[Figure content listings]
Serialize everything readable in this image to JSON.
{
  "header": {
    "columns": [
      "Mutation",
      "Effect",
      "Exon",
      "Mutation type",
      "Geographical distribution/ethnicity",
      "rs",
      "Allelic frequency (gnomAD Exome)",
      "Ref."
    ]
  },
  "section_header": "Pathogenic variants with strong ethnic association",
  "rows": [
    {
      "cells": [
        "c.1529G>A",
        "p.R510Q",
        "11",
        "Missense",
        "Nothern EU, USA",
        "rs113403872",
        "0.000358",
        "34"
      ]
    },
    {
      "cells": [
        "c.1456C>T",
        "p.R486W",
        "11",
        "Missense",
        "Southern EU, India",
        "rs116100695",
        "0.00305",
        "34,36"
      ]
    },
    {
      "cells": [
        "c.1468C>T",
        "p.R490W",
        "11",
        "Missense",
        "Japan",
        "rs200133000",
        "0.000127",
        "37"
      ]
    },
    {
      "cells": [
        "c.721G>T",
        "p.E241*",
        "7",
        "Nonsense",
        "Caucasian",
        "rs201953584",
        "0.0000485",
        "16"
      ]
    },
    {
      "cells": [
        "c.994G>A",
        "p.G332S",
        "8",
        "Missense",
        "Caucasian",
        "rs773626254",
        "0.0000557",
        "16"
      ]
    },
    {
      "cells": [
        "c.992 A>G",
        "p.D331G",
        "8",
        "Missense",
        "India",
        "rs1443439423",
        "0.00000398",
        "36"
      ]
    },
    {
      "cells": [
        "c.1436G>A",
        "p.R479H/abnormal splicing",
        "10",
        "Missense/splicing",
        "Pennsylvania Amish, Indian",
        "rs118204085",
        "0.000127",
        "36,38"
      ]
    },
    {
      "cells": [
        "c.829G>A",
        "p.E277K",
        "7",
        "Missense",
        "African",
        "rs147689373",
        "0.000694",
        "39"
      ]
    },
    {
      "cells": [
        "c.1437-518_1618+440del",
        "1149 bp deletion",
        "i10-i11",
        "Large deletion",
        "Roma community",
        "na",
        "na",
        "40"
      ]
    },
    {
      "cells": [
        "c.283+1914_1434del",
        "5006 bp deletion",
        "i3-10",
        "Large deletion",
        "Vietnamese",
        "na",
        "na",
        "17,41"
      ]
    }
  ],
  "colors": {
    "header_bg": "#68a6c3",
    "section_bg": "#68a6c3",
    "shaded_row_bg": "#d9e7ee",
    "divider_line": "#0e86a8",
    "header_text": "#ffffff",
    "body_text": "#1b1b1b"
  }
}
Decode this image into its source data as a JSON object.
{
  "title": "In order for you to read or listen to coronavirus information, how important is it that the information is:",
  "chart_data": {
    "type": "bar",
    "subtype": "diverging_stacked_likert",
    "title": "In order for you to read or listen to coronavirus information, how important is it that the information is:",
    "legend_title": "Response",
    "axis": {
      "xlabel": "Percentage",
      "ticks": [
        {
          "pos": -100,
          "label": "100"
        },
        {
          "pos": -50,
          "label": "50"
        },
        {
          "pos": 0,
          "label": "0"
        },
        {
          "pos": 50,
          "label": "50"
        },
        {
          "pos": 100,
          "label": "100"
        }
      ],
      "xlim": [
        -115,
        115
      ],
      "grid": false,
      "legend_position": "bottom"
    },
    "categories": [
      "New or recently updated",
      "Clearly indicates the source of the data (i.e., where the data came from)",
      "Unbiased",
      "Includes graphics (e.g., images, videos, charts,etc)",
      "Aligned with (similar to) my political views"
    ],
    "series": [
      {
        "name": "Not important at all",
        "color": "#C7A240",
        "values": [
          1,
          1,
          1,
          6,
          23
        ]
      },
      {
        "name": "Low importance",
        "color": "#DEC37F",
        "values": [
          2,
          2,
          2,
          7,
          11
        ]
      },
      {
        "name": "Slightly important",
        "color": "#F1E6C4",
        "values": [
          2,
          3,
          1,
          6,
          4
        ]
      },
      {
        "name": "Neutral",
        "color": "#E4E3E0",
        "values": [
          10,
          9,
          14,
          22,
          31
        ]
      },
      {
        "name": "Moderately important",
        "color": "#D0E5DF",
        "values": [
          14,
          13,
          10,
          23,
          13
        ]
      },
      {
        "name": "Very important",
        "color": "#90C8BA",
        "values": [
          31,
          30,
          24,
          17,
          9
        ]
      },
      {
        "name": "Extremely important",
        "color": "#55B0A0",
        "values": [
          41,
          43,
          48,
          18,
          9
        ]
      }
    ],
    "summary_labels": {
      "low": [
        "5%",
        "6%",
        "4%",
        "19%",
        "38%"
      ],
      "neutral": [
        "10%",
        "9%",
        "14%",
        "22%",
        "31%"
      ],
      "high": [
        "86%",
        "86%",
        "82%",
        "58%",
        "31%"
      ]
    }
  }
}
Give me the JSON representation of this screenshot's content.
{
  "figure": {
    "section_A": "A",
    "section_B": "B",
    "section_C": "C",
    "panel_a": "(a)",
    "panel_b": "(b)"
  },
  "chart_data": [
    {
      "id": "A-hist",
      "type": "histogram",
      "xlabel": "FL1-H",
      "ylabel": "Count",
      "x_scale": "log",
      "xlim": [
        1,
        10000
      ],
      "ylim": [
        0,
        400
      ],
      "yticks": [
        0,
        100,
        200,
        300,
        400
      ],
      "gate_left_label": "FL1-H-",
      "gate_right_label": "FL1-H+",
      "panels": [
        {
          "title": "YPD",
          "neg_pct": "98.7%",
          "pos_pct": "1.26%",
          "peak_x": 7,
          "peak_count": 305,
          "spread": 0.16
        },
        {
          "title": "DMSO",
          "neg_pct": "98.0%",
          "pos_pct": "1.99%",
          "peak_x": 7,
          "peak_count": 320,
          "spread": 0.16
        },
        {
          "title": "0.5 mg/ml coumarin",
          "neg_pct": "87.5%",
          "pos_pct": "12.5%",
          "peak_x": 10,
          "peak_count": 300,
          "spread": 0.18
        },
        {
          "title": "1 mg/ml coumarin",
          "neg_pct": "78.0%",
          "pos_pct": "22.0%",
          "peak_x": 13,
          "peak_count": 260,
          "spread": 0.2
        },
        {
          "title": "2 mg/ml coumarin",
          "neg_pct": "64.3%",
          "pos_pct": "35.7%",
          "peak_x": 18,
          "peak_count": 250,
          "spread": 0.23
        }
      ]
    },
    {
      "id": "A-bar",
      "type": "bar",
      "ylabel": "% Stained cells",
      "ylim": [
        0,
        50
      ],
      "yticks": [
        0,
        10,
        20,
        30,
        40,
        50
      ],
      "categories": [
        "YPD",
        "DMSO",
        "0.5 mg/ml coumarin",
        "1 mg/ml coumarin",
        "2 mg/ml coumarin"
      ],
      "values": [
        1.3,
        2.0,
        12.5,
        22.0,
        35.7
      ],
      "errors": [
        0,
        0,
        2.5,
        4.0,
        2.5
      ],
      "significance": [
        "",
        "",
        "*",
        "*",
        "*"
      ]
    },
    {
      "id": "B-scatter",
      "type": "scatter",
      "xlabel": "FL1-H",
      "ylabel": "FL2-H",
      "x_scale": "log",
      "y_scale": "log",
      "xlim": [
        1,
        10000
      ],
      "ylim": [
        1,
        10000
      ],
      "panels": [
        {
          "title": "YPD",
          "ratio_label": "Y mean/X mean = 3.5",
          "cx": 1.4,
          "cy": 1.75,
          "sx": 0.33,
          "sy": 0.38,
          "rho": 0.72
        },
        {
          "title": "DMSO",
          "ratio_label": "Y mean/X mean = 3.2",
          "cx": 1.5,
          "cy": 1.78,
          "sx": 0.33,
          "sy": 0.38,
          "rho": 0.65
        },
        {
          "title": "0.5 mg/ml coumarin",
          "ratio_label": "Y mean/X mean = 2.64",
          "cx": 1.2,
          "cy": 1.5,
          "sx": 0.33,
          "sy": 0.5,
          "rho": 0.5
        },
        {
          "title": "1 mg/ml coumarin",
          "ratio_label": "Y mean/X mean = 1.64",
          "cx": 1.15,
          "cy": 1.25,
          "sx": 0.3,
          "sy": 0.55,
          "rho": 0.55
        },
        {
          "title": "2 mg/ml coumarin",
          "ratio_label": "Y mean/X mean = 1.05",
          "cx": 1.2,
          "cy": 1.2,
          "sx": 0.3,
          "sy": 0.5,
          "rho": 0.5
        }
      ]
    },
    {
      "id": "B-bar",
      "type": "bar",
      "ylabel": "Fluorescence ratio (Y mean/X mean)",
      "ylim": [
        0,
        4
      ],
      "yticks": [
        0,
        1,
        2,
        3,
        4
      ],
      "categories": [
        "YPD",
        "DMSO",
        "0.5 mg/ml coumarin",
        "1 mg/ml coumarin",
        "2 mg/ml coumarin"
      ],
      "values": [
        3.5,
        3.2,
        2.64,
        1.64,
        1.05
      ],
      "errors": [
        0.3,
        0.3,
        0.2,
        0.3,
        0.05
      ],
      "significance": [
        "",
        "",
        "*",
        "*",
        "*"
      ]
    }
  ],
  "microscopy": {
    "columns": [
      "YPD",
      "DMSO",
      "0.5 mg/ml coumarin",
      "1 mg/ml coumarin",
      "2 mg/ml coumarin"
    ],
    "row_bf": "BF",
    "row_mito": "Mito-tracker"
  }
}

● **Exercise description**: Scan the entries and show every line in which the word "this" is found.

● **Your response**:
Serialize everything readable in this image to JSON.
Decode this image into its source data as a JSON object.
Give me the JSON representation of this screenshot's content.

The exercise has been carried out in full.